• REQUIRED TASK:
Type every record exactly as it appears.

• DATA SUPPLIED:
#####
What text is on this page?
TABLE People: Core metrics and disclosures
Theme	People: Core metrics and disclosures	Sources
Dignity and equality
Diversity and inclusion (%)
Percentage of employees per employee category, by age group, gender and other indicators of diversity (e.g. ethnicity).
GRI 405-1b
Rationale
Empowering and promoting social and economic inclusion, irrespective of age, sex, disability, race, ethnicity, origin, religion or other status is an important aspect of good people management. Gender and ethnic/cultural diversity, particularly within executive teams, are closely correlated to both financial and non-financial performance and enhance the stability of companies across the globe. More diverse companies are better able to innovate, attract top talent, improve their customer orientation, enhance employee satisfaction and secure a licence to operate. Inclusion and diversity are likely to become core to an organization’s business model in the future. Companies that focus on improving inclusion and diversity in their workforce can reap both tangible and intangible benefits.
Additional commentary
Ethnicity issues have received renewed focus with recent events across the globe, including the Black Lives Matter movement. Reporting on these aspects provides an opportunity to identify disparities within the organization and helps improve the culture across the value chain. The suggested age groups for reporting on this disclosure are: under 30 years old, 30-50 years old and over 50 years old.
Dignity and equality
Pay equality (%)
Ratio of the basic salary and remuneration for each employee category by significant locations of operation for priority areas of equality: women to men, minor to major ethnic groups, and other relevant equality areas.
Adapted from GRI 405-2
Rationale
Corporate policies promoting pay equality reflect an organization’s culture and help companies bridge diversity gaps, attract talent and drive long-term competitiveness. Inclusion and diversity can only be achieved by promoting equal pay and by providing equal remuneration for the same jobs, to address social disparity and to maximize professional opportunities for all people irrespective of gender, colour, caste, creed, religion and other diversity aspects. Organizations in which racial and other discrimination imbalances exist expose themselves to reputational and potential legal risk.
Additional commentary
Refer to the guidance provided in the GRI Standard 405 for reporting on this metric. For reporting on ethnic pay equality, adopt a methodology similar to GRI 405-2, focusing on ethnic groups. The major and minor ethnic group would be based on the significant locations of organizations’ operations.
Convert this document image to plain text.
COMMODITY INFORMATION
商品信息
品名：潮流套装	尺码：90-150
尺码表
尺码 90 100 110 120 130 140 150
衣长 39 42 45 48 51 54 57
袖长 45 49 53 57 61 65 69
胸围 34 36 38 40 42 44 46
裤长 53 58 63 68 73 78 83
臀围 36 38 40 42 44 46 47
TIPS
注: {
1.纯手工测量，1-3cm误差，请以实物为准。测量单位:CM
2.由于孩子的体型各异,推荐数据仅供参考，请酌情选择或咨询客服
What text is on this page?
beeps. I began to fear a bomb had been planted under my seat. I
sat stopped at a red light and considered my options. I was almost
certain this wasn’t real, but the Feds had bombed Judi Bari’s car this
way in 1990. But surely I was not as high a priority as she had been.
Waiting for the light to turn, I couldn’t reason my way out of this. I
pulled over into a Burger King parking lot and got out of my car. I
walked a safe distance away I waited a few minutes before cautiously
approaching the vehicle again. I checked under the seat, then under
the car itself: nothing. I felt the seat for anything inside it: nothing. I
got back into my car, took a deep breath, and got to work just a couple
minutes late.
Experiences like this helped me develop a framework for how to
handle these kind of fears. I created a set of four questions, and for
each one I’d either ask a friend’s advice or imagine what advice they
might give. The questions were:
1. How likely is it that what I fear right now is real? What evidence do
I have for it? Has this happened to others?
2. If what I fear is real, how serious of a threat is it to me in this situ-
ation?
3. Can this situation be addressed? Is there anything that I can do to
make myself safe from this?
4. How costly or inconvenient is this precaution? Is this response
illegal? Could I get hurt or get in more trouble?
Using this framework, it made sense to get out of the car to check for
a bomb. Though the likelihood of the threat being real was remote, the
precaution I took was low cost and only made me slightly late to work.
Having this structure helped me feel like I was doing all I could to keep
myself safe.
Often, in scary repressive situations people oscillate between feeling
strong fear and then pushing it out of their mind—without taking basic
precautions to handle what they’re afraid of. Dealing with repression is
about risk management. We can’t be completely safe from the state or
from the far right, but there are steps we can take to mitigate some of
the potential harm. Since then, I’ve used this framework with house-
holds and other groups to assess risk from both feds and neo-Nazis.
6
#####
• TASK ANSWER:
What text is on this page?
TABLE People: Core metrics and disclosures
Theme	People: Core metrics and disclosures	Sources
Dignity and equality
Diversity and inclusion (%)
Percentage of employees per employee category, by age group, gender and other indicators of diversity (e.g. ethnicity).
GRI 405-1b
Rationale
Empowering and promoting social and economic inclusion, irrespective of age, sex, disability, race, ethnicity, origin, religion or other status is an important aspect of good people management. Gender and ethnic/cultural diversity, particularly within executive teams, are closely correlated to both financial and non-financial performance and enhance the stability of companies across the globe. More diverse companies are better able to innovate, attract top talent, improve their customer orientation, enhance employee satisfaction and secure a licence to operate. Inclusion and diversity are likely to become core to an organization’s business model in the future. Companies that focus on improving inclusion and diversity in their workforce can reap both tangible and intangible benefits.
Additional commentary
Ethnicity issues have received renewed focus with recent events across the globe, including the Black Lives Matter movement. Reporting on these aspects provides an opportunity to identify disparities within the organization and helps improve the culture across the value chain. The suggested age groups for reporting on this disclosure are: under 30 years old, 30-50 years old and over 50 years old.
Dignity and equality
Pay equality (%)
Ratio of the basic salary and remuneration for each employee category by significant locations of operation for priority areas of equality: women to men, minor to major ethnic groups, and other relevant equality areas.
Adapted from GRI 405-2
Rationale
Corporate policies promoting pay equality reflect an organization’s culture and help companies bridge diversity gaps, attract talent and drive long-term competitiveness. Inclusion and diversity can only be achieved by promoting equal pay and by providing equal remuneration for the same jobs, to address social disparity and to maximize professional opportunities for all people irrespective of gender, colour, caste, creed, religion and other diversity aspects. Organizations in which racial and other discrimination imbalances exist expose themselves to reputational and potential legal risk.
Additional commentary
Refer to the guidance provided in the GRI Standard 405 for reporting on this metric. For reporting on ethnic pay equality, adopt a methodology similar to GRI 405-2, focusing on ethnic groups. The major and minor ethnic group would be based on the significant locations of organizations’ operations.
Convert this document image to plain text.
COMMODITY INFORMATION
商品信息
品名：潮流套装	尺码：90-150
尺码表
尺码 90 100 110 120 130 140 150
衣长 39 42 45 48 51 54 57
袖长 45 49 53 57 61 65 69
胸围 34 36 38 40 42 44 46
裤长 53 58 63 68 73 78 83
臀围 36 38 40 42 44 46 47
TIPS
注: {
1.纯手工测量，1-3cm误差，请以实物为准。测量单位:CM
2.由于孩子的体型各异,推荐数据仅供参考，请酌情选择或咨询客服
What text is on this page?
beeps. I began to fear a bomb had been planted under my seat. I
sat stopped at a red light and considered my options. I was almost
certain this wasn’t real, but the Feds had bombed Judi Bari’s car this
way in 1990. But surely I was not as high a priority as she had been.
Waiting for the light to turn, I couldn’t reason my way out of this. I
pulled over into a Burger King parking lot and got out of my car. I
walked a safe distance away I waited a few minutes before cautiously
approaching the vehicle again. I checked under the seat, then under
the car itself: nothing. I felt the seat for anything inside it: nothing. I
got back into my car, took a deep breath, and got to work just a couple
minutes late.
Experiences like this helped me develop a framework for how to
handle these kind of fears. I created a set of four questions, and for
each one I’d either ask a friend’s advice or imagine what advice they
might give. The questions were:
1. How likely is it that what I fear right now is real? What evidence do
I have for it? Has this happened to others?
2. If what I fear is real, how serious of a threat is it to me in this situ-
ation?
3. Can this situation be addressed? Is there anything that I can do to
make myself safe from this?
4. How costly or inconvenient is this precaution? Is this response
illegal? Could I get hurt or get in more trouble?
Using this framework, it made sense to get out of the car to check for
a bomb. Though the likelihood of the threat being real was remote, the
precaution I took was low cost and only made me slightly late to work.
Having this structure helped me feel like I was doing all I could to keep
myself safe.
Often, in scary repressive situations people oscillate between feeling
strong fear and then pushing it out of their mind—without taking basic
precautions to handle what they’re afraid of. Dealing with repression is
about risk management. We can’t be completely safe from the state or
from the far right, but there are steps we can take to mitigate some of
the potential harm. Since then, I’ve used this framework with house-
holds and other groups to assess risk from both feds and neo-Nazis.
6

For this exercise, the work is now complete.